▶ EXERCISE INPUTS
· · · ·
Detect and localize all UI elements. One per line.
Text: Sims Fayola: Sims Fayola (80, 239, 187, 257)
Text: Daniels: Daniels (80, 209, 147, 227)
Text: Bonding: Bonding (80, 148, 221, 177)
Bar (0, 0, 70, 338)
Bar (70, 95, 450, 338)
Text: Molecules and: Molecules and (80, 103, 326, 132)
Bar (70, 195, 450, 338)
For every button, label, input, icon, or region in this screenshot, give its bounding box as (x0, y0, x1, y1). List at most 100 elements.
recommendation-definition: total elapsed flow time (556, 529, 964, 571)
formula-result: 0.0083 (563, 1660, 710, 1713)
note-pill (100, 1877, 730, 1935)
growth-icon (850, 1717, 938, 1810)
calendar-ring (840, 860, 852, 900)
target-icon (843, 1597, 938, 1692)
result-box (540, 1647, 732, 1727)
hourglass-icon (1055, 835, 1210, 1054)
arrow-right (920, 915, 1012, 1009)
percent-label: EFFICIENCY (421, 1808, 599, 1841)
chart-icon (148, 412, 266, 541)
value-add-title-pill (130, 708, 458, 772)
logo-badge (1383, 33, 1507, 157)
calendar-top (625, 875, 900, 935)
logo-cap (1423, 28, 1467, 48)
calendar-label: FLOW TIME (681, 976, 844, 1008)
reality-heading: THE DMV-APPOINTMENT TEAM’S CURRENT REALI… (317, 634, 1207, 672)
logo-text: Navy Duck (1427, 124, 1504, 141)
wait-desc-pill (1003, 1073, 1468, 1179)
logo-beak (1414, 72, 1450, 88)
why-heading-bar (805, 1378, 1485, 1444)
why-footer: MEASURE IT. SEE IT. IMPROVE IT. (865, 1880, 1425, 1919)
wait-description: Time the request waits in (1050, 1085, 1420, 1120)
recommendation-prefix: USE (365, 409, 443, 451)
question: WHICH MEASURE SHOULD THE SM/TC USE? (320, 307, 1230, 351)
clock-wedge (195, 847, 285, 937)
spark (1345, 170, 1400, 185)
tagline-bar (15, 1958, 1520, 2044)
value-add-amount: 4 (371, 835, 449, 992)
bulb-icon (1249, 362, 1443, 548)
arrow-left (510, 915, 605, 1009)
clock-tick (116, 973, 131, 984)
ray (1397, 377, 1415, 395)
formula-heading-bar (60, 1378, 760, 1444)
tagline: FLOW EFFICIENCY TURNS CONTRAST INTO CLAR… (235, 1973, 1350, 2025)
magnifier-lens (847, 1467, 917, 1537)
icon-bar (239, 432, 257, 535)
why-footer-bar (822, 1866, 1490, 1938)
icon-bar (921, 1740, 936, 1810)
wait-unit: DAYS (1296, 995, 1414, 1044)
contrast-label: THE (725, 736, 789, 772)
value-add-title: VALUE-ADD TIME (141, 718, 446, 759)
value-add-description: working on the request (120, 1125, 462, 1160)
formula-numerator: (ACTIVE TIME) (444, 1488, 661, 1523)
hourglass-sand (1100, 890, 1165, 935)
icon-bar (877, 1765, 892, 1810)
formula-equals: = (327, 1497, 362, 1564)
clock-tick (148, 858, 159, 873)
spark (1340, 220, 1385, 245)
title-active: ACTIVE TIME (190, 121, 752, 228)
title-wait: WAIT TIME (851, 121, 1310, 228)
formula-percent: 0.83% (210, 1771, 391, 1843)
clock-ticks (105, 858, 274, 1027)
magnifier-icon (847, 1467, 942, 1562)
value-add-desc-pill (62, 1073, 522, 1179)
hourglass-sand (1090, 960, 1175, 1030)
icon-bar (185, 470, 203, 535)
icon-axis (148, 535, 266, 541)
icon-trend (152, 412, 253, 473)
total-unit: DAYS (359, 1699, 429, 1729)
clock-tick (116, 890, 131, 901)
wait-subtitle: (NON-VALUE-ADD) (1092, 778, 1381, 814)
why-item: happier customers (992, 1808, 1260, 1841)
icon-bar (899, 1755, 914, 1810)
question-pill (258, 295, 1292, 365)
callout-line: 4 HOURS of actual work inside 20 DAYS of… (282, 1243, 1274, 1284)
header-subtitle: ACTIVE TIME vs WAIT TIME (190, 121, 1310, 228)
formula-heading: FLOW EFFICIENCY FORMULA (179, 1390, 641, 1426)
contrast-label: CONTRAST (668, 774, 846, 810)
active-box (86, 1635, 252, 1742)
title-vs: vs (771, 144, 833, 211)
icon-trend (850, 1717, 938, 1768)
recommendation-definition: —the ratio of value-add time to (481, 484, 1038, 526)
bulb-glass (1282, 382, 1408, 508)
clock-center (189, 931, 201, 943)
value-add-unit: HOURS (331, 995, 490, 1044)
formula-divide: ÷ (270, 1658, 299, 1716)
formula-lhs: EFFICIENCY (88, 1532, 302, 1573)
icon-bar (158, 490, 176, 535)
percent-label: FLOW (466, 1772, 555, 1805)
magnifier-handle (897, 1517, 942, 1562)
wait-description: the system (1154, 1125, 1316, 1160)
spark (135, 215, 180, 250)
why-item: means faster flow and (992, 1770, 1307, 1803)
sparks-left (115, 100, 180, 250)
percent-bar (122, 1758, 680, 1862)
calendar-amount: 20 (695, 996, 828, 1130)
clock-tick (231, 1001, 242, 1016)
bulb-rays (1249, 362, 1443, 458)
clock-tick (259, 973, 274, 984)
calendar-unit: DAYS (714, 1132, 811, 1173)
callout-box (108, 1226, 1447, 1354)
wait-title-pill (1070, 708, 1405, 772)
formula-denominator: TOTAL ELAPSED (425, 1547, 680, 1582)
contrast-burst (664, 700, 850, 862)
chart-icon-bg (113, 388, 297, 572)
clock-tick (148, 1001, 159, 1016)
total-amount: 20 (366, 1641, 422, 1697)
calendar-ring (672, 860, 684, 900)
· · · ·
▶ AIM OF THE TASK
Would you repeat every one of the items above word for word, in the same order?

▶ THE RESPONSE
Detect and localize all UI elements. One per line.
Text: Sims Fayola: Sims Fayola (80, 239, 187, 257)
Text: Daniels: Daniels (80, 209, 147, 227)
Text: Bonding: Bonding (80, 148, 221, 177)
Bar (0, 0, 70, 338)
Bar (70, 95, 450, 338)
Text: Molecules and: Molecules and (80, 103, 326, 132)
Bar (70, 195, 450, 338)
For every button, label, input, icon, or region in this screenshot, give its bounding box as (x0, y0, x1, y1). List at most 100 elements.
recommendation-definition: total elapsed flow time (556, 529, 964, 571)
formula-result: 0.0083 (563, 1660, 710, 1713)
note-pill (100, 1877, 730, 1935)
growth-icon (850, 1717, 938, 1810)
calendar-ring (840, 860, 852, 900)
target-icon (843, 1597, 938, 1692)
result-box (540, 1647, 732, 1727)
hourglass-icon (1055, 835, 1210, 1054)
arrow-right (920, 915, 1012, 1009)
percent-label: EFFICIENCY (421, 1808, 599, 1841)
chart-icon (148, 412, 266, 541)
value-add-title-pill (130, 708, 458, 772)
logo-badge (1383, 33, 1507, 157)
calendar-top (625, 875, 900, 935)
logo-cap (1423, 28, 1467, 48)
calendar-label: FLOW TIME (681, 976, 844, 1008)
reality-heading: THE DMV-APPOINTMENT TEAM’S CURRENT REALI… (317, 634, 1207, 672)
logo-text: Navy Duck (1427, 124, 1504, 141)
wait-desc-pill (1003, 1073, 1468, 1179)
logo-beak (1414, 72, 1450, 88)
why-heading-bar (805, 1378, 1485, 1444)
why-footer: MEASURE IT. SEE IT. IMPROVE IT. (865, 1880, 1425, 1919)
wait-description: Time the request waits in (1050, 1085, 1420, 1120)
recommendation-prefix: USE (365, 409, 443, 451)
question: WHICH MEASURE SHOULD THE SM/TC USE? (320, 307, 1230, 351)
clock-wedge (195, 847, 285, 937)
spark (1345, 170, 1400, 185)
tagline-bar (15, 1958, 1520, 2044)
value-add-amount: 4 (371, 835, 449, 992)
bulb-icon (1249, 362, 1443, 548)
arrow-left (510, 915, 605, 1009)
clock-tick (116, 973, 131, 984)
ray (1397, 377, 1415, 395)
formula-heading-bar (60, 1378, 760, 1444)
tagline: FLOW EFFICIENCY TURNS CONTRAST INTO CLAR… (235, 1973, 1350, 2025)
magnifier-lens (847, 1467, 917, 1537)
icon-bar (239, 432, 257, 535)
why-footer-bar (822, 1866, 1490, 1938)
icon-bar (921, 1740, 936, 1810)
wait-unit: DAYS (1296, 995, 1414, 1044)
contrast-label: THE (725, 736, 789, 772)
value-add-title: VALUE-ADD TIME (141, 718, 446, 759)
value-add-description: working on the request (120, 1125, 462, 1160)
formula-numerator: (ACTIVE TIME) (444, 1488, 661, 1523)
hourglass-sand (1100, 890, 1165, 935)
icon-bar (877, 1765, 892, 1810)
formula-equals: = (327, 1497, 362, 1564)
clock-tick (148, 858, 159, 873)
spark (1340, 220, 1385, 245)
title-active: ACTIVE TIME (190, 121, 752, 228)
title-wait: WAIT TIME (851, 121, 1310, 228)
formula-percent: 0.83% (210, 1771, 391, 1843)
clock-ticks (105, 858, 274, 1027)
magnifier-icon (847, 1467, 942, 1562)
value-add-desc-pill (62, 1073, 522, 1179)
hourglass-sand (1090, 960, 1175, 1030)
icon-bar (185, 470, 203, 535)
icon-axis (148, 535, 266, 541)
icon-trend (152, 412, 253, 473)
total-unit: DAYS (359, 1699, 429, 1729)
clock-tick (116, 890, 131, 901)
wait-subtitle: (NON-VALUE-ADD) (1092, 778, 1381, 814)
why-item: happier customers (992, 1808, 1260, 1841)
icon-bar (899, 1755, 914, 1810)
question-pill (258, 295, 1292, 365)
callout-line: 4 HOURS of actual work inside 20 DAYS of… (282, 1243, 1274, 1284)
header-subtitle: ACTIVE TIME vs WAIT TIME (190, 121, 1310, 228)
formula-heading: FLOW EFFICIENCY FORMULA (179, 1390, 641, 1426)
contrast-label: CONTRAST (668, 774, 846, 810)
active-box (86, 1635, 252, 1742)
title-vs: vs (771, 144, 833, 211)
icon-trend (850, 1717, 938, 1768)
recommendation-definition: —the ratio of value-add time to (481, 484, 1038, 526)
bulb-glass (1282, 382, 1408, 508)
clock-center (189, 931, 201, 943)
value-add-unit: HOURS (331, 995, 490, 1044)
formula-divide: ÷ (270, 1658, 299, 1716)
formula-lhs: EFFICIENCY (88, 1532, 302, 1573)
icon-bar (158, 490, 176, 535)
percent-label: FLOW (466, 1772, 555, 1805)
magnifier-handle (897, 1517, 942, 1562)
wait-description: the system (1154, 1125, 1316, 1160)
spark (135, 215, 180, 250)
why-item: means faster flow and (992, 1770, 1307, 1803)
sparks-left (115, 100, 180, 250)
percent-bar (122, 1758, 680, 1862)
calendar-amount: 20 (695, 996, 828, 1130)
clock-tick (231, 1001, 242, 1016)
bulb-rays (1249, 362, 1443, 458)
clock-tick (259, 973, 274, 984)
calendar-unit: DAYS (714, 1132, 811, 1173)
callout-box (108, 1226, 1447, 1354)
wait-title-pill (1070, 708, 1405, 772)
formula-denominator: TOTAL ELAPSED (425, 1547, 680, 1582)
contrast-burst (664, 700, 850, 862)
chart-icon-bg (113, 388, 297, 572)
clock-tick (148, 1001, 159, 1016)
total-amount: 20 (366, 1641, 422, 1697)
calendar-ring (672, 860, 684, 900)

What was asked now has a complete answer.